» **GIVEN PROBLEM**
Each entry must be given again exactly; images do not belong in the copy.

» **INPUT FOR THIS TASK**
* START *

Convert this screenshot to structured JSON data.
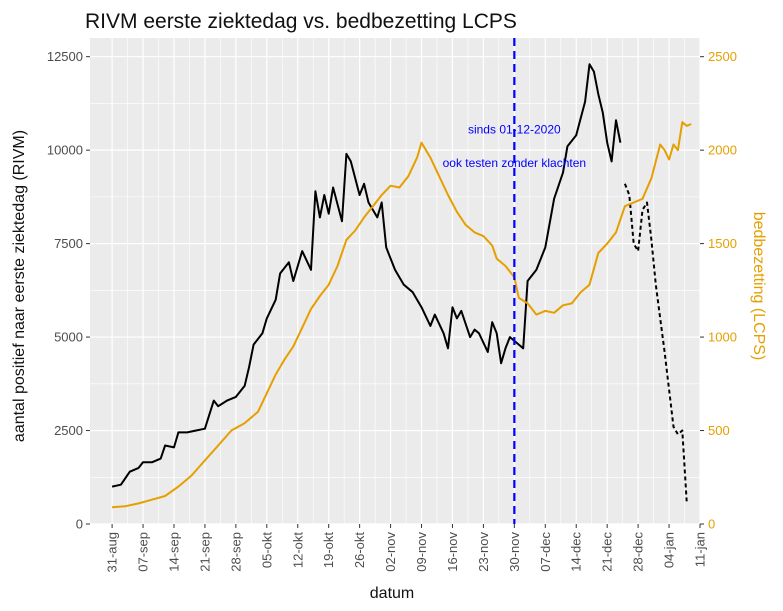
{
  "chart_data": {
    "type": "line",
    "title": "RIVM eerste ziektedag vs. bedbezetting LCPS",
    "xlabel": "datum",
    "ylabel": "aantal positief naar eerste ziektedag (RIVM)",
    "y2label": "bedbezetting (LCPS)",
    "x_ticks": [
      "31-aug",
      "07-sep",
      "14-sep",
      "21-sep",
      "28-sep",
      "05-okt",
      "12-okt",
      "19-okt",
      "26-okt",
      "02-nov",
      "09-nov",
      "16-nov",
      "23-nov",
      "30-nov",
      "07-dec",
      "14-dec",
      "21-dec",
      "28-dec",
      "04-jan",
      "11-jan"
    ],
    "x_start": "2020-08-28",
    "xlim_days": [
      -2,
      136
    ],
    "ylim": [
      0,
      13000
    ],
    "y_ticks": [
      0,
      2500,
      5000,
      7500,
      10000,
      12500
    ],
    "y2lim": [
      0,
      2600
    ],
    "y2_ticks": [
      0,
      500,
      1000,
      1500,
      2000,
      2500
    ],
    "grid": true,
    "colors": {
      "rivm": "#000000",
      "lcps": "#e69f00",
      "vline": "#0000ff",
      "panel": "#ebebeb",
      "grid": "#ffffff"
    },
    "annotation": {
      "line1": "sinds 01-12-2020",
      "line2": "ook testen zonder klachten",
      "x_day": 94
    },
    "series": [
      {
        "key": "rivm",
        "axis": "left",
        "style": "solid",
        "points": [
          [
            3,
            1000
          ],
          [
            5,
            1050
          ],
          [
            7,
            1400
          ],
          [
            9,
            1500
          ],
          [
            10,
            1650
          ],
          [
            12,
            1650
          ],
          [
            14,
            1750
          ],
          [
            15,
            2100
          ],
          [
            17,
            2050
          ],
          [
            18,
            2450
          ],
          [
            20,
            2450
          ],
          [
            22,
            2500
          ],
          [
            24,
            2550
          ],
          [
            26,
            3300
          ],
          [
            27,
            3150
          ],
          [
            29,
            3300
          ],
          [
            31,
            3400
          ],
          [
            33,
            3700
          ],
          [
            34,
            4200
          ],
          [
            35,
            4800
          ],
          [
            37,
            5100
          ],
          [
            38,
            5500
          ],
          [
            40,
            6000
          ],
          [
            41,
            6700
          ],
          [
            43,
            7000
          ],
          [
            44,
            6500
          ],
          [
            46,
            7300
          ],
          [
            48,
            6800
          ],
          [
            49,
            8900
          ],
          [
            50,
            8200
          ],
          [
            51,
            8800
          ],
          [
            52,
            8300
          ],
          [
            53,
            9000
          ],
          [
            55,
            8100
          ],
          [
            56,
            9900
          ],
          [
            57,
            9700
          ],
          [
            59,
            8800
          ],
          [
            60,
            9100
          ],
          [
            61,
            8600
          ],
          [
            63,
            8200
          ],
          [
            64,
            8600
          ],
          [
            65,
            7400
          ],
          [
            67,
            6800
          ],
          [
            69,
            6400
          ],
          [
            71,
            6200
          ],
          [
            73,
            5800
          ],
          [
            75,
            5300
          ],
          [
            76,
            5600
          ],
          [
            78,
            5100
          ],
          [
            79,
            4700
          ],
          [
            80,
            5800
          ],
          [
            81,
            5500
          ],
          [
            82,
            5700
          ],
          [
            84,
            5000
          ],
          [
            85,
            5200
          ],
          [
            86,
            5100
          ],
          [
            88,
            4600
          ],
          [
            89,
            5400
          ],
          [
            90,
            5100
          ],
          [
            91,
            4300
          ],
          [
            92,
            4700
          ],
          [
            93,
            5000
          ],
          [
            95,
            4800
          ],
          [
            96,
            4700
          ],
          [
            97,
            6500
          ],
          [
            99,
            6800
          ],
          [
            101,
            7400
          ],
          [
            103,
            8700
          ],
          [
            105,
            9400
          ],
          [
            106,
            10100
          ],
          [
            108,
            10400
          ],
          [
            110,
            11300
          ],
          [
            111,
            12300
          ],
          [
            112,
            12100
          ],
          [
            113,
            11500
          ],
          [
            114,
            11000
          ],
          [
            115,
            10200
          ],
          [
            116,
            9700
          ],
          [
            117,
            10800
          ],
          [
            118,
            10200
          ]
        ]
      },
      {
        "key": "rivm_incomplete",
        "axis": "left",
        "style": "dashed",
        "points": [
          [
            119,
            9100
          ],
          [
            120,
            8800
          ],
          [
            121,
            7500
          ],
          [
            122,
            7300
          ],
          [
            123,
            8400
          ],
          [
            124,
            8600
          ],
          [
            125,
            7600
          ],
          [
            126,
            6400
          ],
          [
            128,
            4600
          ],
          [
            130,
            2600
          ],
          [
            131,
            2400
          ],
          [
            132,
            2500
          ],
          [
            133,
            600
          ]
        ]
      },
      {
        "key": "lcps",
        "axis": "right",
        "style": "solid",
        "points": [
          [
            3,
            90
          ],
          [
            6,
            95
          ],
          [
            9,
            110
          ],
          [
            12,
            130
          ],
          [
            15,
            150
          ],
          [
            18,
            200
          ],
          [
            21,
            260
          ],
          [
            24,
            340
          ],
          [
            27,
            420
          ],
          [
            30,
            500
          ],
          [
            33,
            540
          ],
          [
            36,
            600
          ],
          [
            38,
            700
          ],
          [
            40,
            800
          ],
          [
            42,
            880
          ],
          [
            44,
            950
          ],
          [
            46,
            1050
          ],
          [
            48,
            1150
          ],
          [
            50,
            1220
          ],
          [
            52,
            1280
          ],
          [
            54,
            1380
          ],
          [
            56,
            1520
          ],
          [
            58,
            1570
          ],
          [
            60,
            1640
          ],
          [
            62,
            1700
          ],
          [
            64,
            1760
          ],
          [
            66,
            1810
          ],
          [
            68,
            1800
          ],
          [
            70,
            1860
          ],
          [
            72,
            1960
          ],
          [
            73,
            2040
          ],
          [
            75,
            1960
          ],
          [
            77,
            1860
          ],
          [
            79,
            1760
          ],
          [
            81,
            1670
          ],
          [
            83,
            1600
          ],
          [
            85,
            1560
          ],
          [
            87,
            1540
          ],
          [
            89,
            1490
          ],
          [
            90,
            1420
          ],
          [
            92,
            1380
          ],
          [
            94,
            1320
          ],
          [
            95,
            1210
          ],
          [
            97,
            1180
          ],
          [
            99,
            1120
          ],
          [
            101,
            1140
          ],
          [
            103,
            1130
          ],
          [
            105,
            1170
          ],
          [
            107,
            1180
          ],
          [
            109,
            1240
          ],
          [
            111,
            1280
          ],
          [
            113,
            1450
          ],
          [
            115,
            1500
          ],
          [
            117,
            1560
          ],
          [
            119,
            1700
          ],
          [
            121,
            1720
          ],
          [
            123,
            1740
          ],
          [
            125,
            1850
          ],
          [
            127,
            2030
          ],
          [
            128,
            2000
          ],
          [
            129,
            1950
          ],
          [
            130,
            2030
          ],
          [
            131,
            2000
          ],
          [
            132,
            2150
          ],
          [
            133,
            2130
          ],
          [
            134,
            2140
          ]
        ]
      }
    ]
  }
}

* END *

» **FINISHED ANSWER**
Convert this screenshot to structured JSON data.
{
  "chart_data": {
    "type": "line",
    "title": "RIVM eerste ziektedag vs. bedbezetting LCPS",
    "xlabel": "datum",
    "ylabel": "aantal positief naar eerste ziektedag (RIVM)",
    "y2label": "bedbezetting (LCPS)",
    "x_ticks": [
      "31-aug",
      "07-sep",
      "14-sep",
      "21-sep",
      "28-sep",
      "05-okt",
      "12-okt",
      "19-okt",
      "26-okt",
      "02-nov",
      "09-nov",
      "16-nov",
      "23-nov",
      "30-nov",
      "07-dec",
      "14-dec",
      "21-dec",
      "28-dec",
      "04-jan",
      "11-jan"
    ],
    "x_start": "2020-08-28",
    "xlim_days": [
      -2,
      136
    ],
    "ylim": [
      0,
      13000
    ],
    "y_ticks": [
      0,
      2500,
      5000,
      7500,
      10000,
      12500
    ],
    "y2lim": [
      0,
      2600
    ],
    "y2_ticks": [
      0,
      500,
      1000,
      1500,
      2000,
      2500
    ],
    "grid": true,
    "colors": {
      "rivm": "#000000",
      "lcps": "#e69f00",
      "vline": "#0000ff",
      "panel": "#ebebeb",
      "grid": "#ffffff"
    },
    "annotation": {
      "line1": "sinds 01-12-2020",
      "line2": "ook testen zonder klachten",
      "x_day": 94
    },
    "series": [
      {
        "key": "rivm",
        "axis": "left",
        "style": "solid",
        "points": [
          [
            3,
            1000
          ],
          [
            5,
            1050
          ],
          [
            7,
            1400
          ],
          [
            9,
            1500
          ],
          [
            10,
            1650
          ],
          [
            12,
            1650
          ],
          [
            14,
            1750
          ],
          [
            15,
            2100
          ],
          [
            17,
            2050
          ],
          [
            18,
            2450
          ],
          [
            20,
            2450
          ],
          [
            22,
            2500
          ],
          [
            24,
            2550
          ],
          [
            26,
            3300
          ],
          [
            27,
            3150
          ],
          [
            29,
            3300
          ],
          [
            31,
            3400
          ],
          [
            33,
            3700
          ],
          [
            34,
            4200
          ],
          [
            35,
            4800
          ],
          [
            37,
            5100
          ],
          [
            38,
            5500
          ],
          [
            40,
            6000
          ],
          [
            41,
            6700
          ],
          [
            43,
            7000
          ],
          [
            44,
            6500
          ],
          [
            46,
            7300
          ],
          [
            48,
            6800
          ],
          [
            49,
            8900
          ],
          [
            50,
            8200
          ],
          [
            51,
            8800
          ],
          [
            52,
            8300
          ],
          [
            53,
            9000
          ],
          [
            55,
            8100
          ],
          [
            56,
            9900
          ],
          [
            57,
            9700
          ],
          [
            59,
            8800
          ],
          [
            60,
            9100
          ],
          [
            61,
            8600
          ],
          [
            63,
            8200
          ],
          [
            64,
            8600
          ],
          [
            65,
            7400
          ],
          [
            67,
            6800
          ],
          [
            69,
            6400
          ],
          [
            71,
            6200
          ],
          [
            73,
            5800
          ],
          [
            75,
            5300
          ],
          [
            76,
            5600
          ],
          [
            78,
            5100
          ],
          [
            79,
            4700
          ],
          [
            80,
            5800
          ],
          [
            81,
            5500
          ],
          [
            82,
            5700
          ],
          [
            84,
            5000
          ],
          [
            85,
            5200
          ],
          [
            86,
            5100
          ],
          [
            88,
            4600
          ],
          [
            89,
            5400
          ],
          [
            90,
            5100
          ],
          [
            91,
            4300
          ],
          [
            92,
            4700
          ],
          [
            93,
            5000
          ],
          [
            95,
            4800
          ],
          [
            96,
            4700
          ],
          [
            97,
            6500
          ],
          [
            99,
            6800
          ],
          [
            101,
            7400
          ],
          [
            103,
            8700
          ],
          [
            105,
            9400
          ],
          [
            106,
            10100
          ],
          [
            108,
            10400
          ],
          [
            110,
            11300
          ],
          [
            111,
            12300
          ],
          [
            112,
            12100
          ],
          [
            113,
            11500
          ],
          [
            114,
            11000
          ],
          [
            115,
            10200
          ],
          [
            116,
            9700
          ],
          [
            117,
            10800
          ],
          [
            118,
            10200
          ]
        ]
      },
      {
        "key": "rivm_incomplete",
        "axis": "left",
        "style": "dashed",
        "points": [
          [
            119,
            9100
          ],
          [
            120,
            8800
          ],
          [
            121,
            7500
          ],
          [
            122,
            7300
          ],
          [
            123,
            8400
          ],
          [
            124,
            8600
          ],
          [
            125,
            7600
          ],
          [
            126,
            6400
          ],
          [
            128,
            4600
          ],
          [
            130,
            2600
          ],
          [
            131,
            2400
          ],
          [
            132,
            2500
          ],
          [
            133,
            600
          ]
        ]
      },
      {
        "key": "lcps",
        "axis": "right",
        "style": "solid",
        "points": [
          [
            3,
            90
          ],
          [
            6,
            95
          ],
          [
            9,
            110
          ],
          [
            12,
            130
          ],
          [
            15,
            150
          ],
          [
            18,
            200
          ],
          [
            21,
            260
          ],
          [
            24,
            340
          ],
          [
            27,
            420
          ],
          [
            30,
            500
          ],
          [
            33,
            540
          ],
          [
            36,
            600
          ],
          [
            38,
            700
          ],
          [
            40,
            800
          ],
          [
            42,
            880
          ],
          [
            44,
            950
          ],
          [
            46,
            1050
          ],
          [
            48,
            1150
          ],
          [
            50,
            1220
          ],
          [
            52,
            1280
          ],
          [
            54,
            1380
          ],
          [
            56,
            1520
          ],
          [
            58,
            1570
          ],
          [
            60,
            1640
          ],
          [
            62,
            1700
          ],
          [
            64,
            1760
          ],
          [
            66,
            1810
          ],
          [
            68,
            1800
          ],
          [
            70,
            1860
          ],
          [
            72,
            1960
          ],
          [
            73,
            2040
          ],
          [
            75,
            1960
          ],
          [
            77,
            1860
          ],
          [
            79,
            1760
          ],
          [
            81,
            1670
          ],
          [
            83,
            1600
          ],
          [
            85,
            1560
          ],
          [
            87,
            1540
          ],
          [
            89,
            1490
          ],
          [
            90,
            1420
          ],
          [
            92,
            1380
          ],
          [
            94,
            1320
          ],
          [
            95,
            1210
          ],
          [
            97,
            1180
          ],
          [
            99,
            1120
          ],
          [
            101,
            1140
          ],
          [
            103,
            1130
          ],
          [
            105,
            1170
          ],
          [
            107,
            1180
          ],
          [
            109,
            1240
          ],
          [
            111,
            1280
          ],
          [
            113,
            1450
          ],
          [
            115,
            1500
          ],
          [
            117,
            1560
          ],
          [
            119,
            1700
          ],
          [
            121,
            1720
          ],
          [
            123,
            1740
          ],
          [
            125,
            1850
          ],
          [
            127,
            2030
          ],
          [
            128,
            2000
          ],
          [
            129,
            1950
          ],
          [
            130,
            2030
          ],
          [
            131,
            2000
          ],
          [
            132,
            2150
          ],
          [
            133,
            2130
          ],
          [
            134,
            2140
          ]
        ]
      }
    ]
  }
}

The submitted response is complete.